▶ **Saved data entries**
◆ ◆ ◆ ◆ ◆ ◆ ◆

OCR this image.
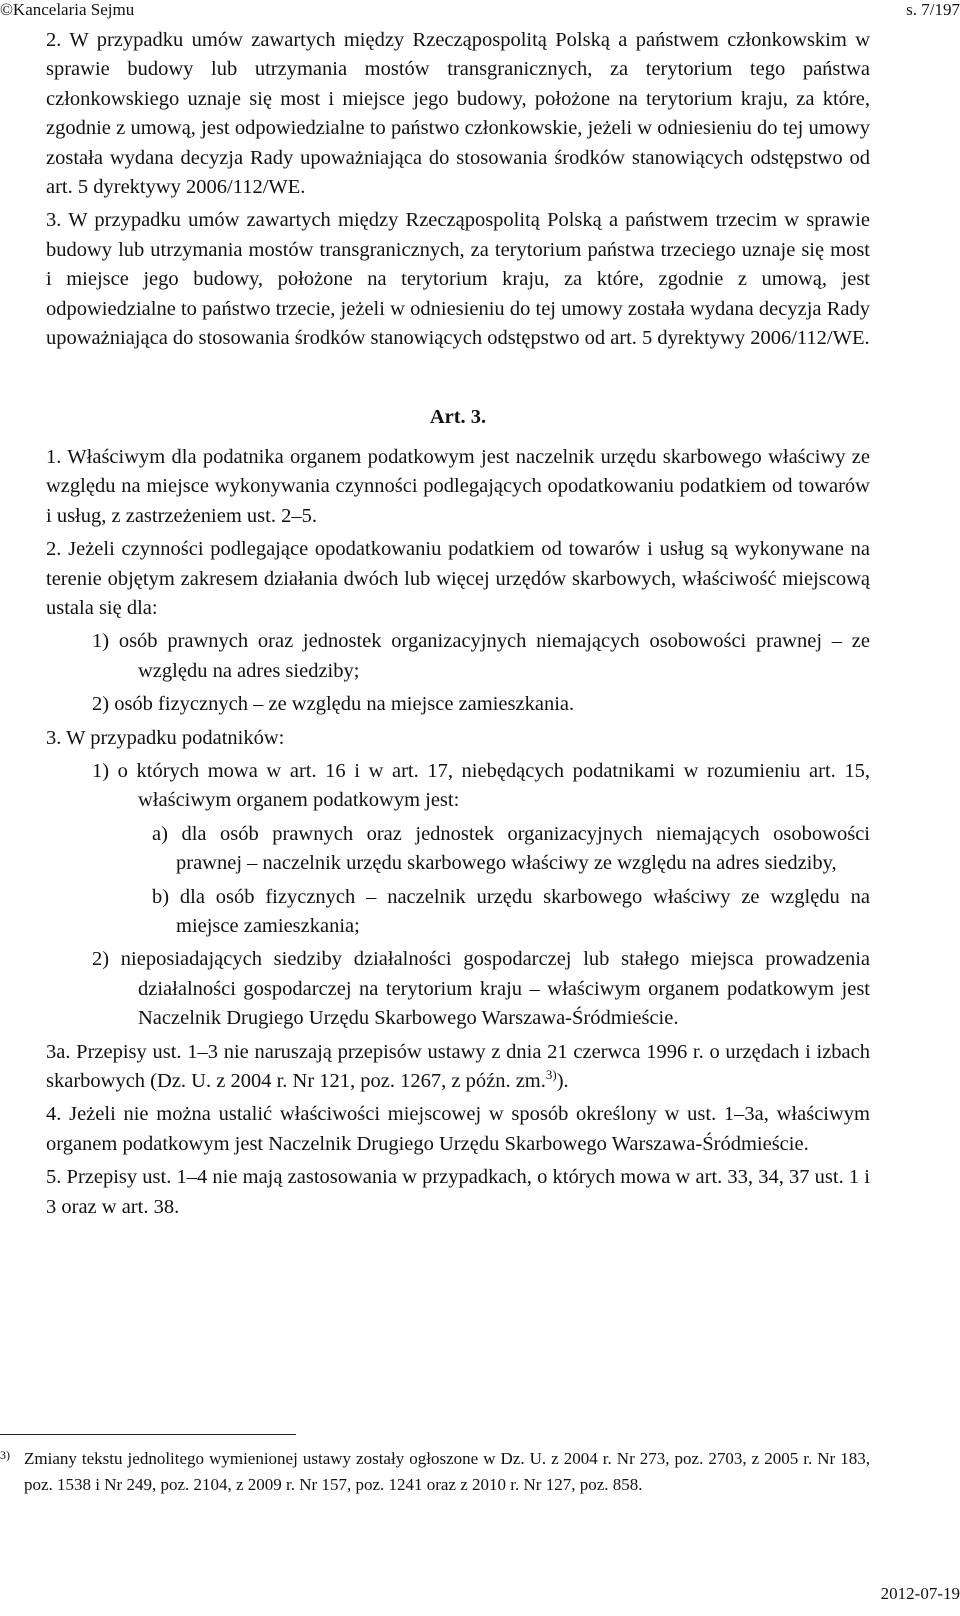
©Kancelaria Sejmu	s. 7/197

2. W przypadku umów zawartych między Rzecząpospolitą Polską a państwem członkowskim w sprawie budowy lub utrzymania mostów transgranicznych, za terytorium tego państwa członkowskiego uznaje się most i miejsce jego budowy, położone na terytorium kraju, za które, zgodnie z umową, jest odpowiedzialne to państwo członkowskie, jeżeli w odniesieniu do tej umowy została wydana decyzja Rady upoważniająca do stosowania środków stanowiących odstępstwo od art. 5 dyrektywy 2006/112/WE.

3. W przypadku umów zawartych między Rzecząpospolitą Polską a państwem trzecim w sprawie budowy lub utrzymania mostów transgranicznych, za terytorium państwa trzeciego uznaje się most i miejsce jego budowy, położone na terytorium kraju, za które, zgodnie z umową, jest odpowiedzialne to państwo trzecie, jeżeli w odniesieniu do tej umowy została wydana decyzja Rady upoważniająca do stosowania środków stanowiących odstępstwo od art. 5 dyrektywy 2006/112/WE.

Art. 3.

1. Właściwym dla podatnika organem podatkowym jest naczelnik urzędu skarbowego właściwy ze względu na miejsce wykonywania czynności podlegających opodatkowaniu podatkiem od towarów i usług, z zastrzeżeniem ust. 2–5.

2. Jeżeli czynności podlegające opodatkowaniu podatkiem od towarów i usług są wykonywane na terenie objętym zakresem działania dwóch lub więcej urzędów skarbowych, właściwość miejscową ustala się dla:

1) osób prawnych oraz jednostek organizacyjnych niemających osobowości prawnej – ze względu na adres siedziby;

2) osób fizycznych – ze względu na miejsce zamieszkania.

3. W przypadku podatników:

1) o których mowa w art. 16 i w art. 17, niebędących podatnikami w rozumieniu art. 15, właściwym organem podatkowym jest:

a) dla osób prawnych oraz jednostek organizacyjnych niemających osobowości prawnej – naczelnik urzędu skarbowego właściwy ze względu na adres siedziby,

b) dla osób fizycznych – naczelnik urzędu skarbowego właściwy ze względu na miejsce zamieszkania;

2) nieposiadających siedziby działalności gospodarczej lub stałego miejsca prowadzenia działalności gospodarczej na terytorium kraju – właściwym organem podatkowym jest Naczelnik Drugiego Urzędu Skarbowego Warszawa-Śródmieście.

3a. Przepisy ust. 1–3 nie naruszają przepisów ustawy z dnia 21 czerwca 1996 r. o urzędach i izbach skarbowych (Dz. U. z 2004 r. Nr 121, poz. 1267, z późn. zm.$^{3)}$).

4. Jeżeli nie można ustalić właściwości miejscowej w sposób określony w ust. 1–3a, właściwym organem podatkowym jest Naczelnik Drugiego Urzędu Skarbowego Warszawa-Śródmieście.

5. Przepisy ust. 1–4 nie mają zastosowania w przypadkach, o których mowa w art. 33, 34, 37 ust. 1 i 3 oraz w art. 38.

3) Zmiany tekstu jednolitego wymienionej ustawy zostały ogłoszone w Dz. U. z 2004 r. Nr 273, poz. 2703, z 2005 r. Nr 183, poz. 1538 i Nr 249, poz. 2104, z 2009 r. Nr 157, poz. 1241 oraz z 2010 r. Nr 127, poz. 858.
2012-07-19
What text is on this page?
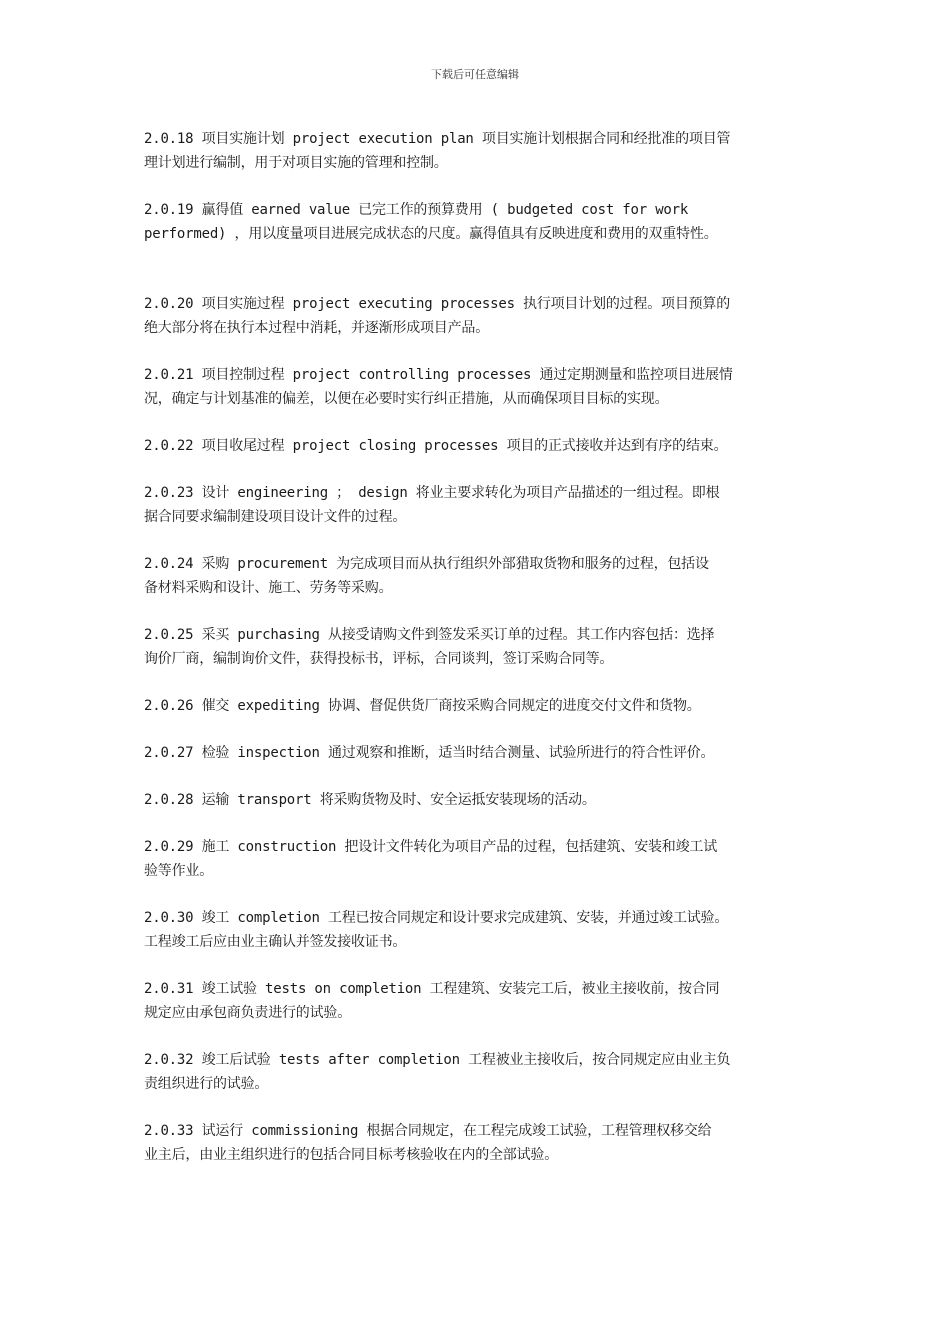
下载后可任意编辑

2.0.18 项目实施计划 project execution plan 项目实施计划根据合同和经批准的项目管
理计划进行编制，用于对项目实施的管理和控制。

2.0.19 赢得值 earned value 已完工作的预算费用 ( budgeted cost for work
performed) ，用以度量项目进展完成状态的尺度。赢得值具有反映进度和费用的双重特性。

2.0.20 项目实施过程 project executing processes 执行项目计划的过程。项目预算的
绝大部分将在执行本过程中消耗，并逐渐形成项目产品。

2.0.21 项目控制过程 project controlling processes 通过定期测量和监控项目进展情
况，确定与计划基准的偏差，以便在必要时实行纠正措施，从而确保项目目标的实现。

2.0.22 项目收尾过程 project closing processes 项目的正式接收并达到有序的结束。

2.0.23 设计 engineering ； design 将业主要求转化为项目产品描述的一组过程。即根
据合同要求编制建设项目设计文件的过程。

2.0.24 采购 procurement 为完成项目而从执行组织外部猎取货物和服务的过程，包括设
备材料采购和设计、施工、劳务等采购。

2.0.25 采买 purchasing 从接受请购文件到签发采买订单的过程。其工作内容包括：选择
询价厂商，编制询价文件，获得投标书，评标，合同谈判，签订采购合同等。

2.0.26 催交 expediting 协调、督促供货厂商按采购合同规定的进度交付文件和货物。

2.0.27 检验 inspection 通过观察和推断，适当时结合测量、试验所进行的符合性评价。

2.0.28 运输 transport 将采购货物及时、安全运抵安装现场的活动。

2.0.29 施工 construction 把设计文件转化为项目产品的过程，包括建筑、安装和竣工试
验等作业。

2.0.30 竣工 completion 工程已按合同规定和设计要求完成建筑、安装，并通过竣工试验。
工程竣工后应由业主确认并签发接收证书。

2.0.31 竣工试验 tests on completion 工程建筑、安装完工后，被业主接收前，按合同
规定应由承包商负责进行的试验。

2.0.32 竣工后试验 tests after completion 工程被业主接收后，按合同规定应由业主负
责组织进行的试验。

2.0.33 试运行 commissioning 根据合同规定，在工程完成竣工试验，工程管理权移交给
业主后，由业主组织进行的包括合同目标考核验收在内的全部试验。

◆ ◆ ◆ ◆ ◆ ◆ ◆

▶ **INSTRUCTIONS FOR THE TASK**
Search the data for "skarbowych". Copy every line that has it.

▶ **RESPONSE TO THIS EXERCISE**
2. Jeżeli czynności podlegające opodatkowaniu podatkiem od towarów i usług są wykonywane na terenie objętym zakresem działania dwóch lub więcej urzędów skarbowych, właściwość miejscową ustala się dla:
3a. Przepisy ust. 1–3 nie naruszają przepisów ustawy z dnia 21 czerwca 1996 r. o urzędach i izbach skarbowych (Dz. U. z 2004 r. Nr 121, poz. 1267, z późn. zm.$^{3)}$).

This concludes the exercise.